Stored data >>
* START *

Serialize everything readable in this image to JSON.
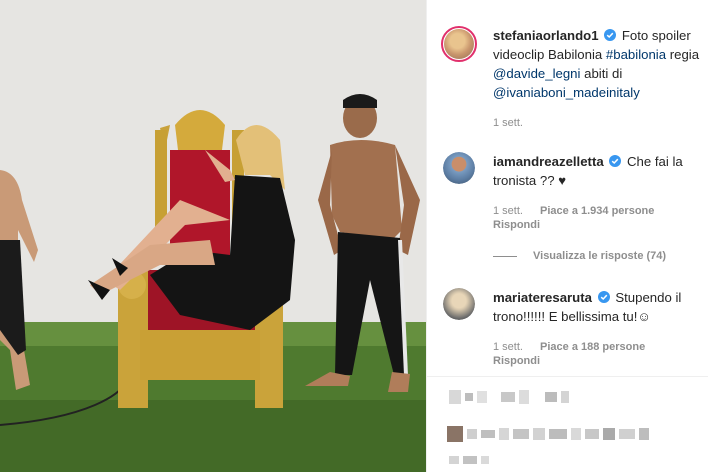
{
  "post": {
    "author": "stefaniaorlando1",
    "caption_text_1": "Foto spoiler videoclip Babilonia",
    "caption_hashtag": "#babilonia",
    "caption_text_2": "regia",
    "caption_mention_1": "@davide_legni",
    "caption_text_3": "abiti di",
    "caption_mention_2": "@ivaniaboni_madeinitaly",
    "time": "1 sett."
  },
  "comments": [
    {
      "username": "iamandreazelletta",
      "text": "Che fai la tronista ?? ♥",
      "time": "1 sett.",
      "likes": "Piace a 1.934 persone",
      "reply": "Rispondi",
      "view_replies": "Visualizza le risposte (74)"
    },
    {
      "username": "mariateresaruta",
      "text": "Stupendo il trono!!!!!! E bellissima tu!☺",
      "time": "1 sett.",
      "likes": "Piace a 188 persone",
      "reply": "Rispondi"
    }
  ],
  "colors": {
    "verified": "#3897f0",
    "link": "#00376b",
    "meta": "#8e8e8e",
    "story_ring": "#e1306c"
  },
  "icons": {
    "verified": "verified-badge-icon"
  }
}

* END *

WORK REQUIRED >> Show each line in the entries that holds the string "username".

REPLY >>
      "username": "iamandreazelletta",
      "username": "mariateresaruta",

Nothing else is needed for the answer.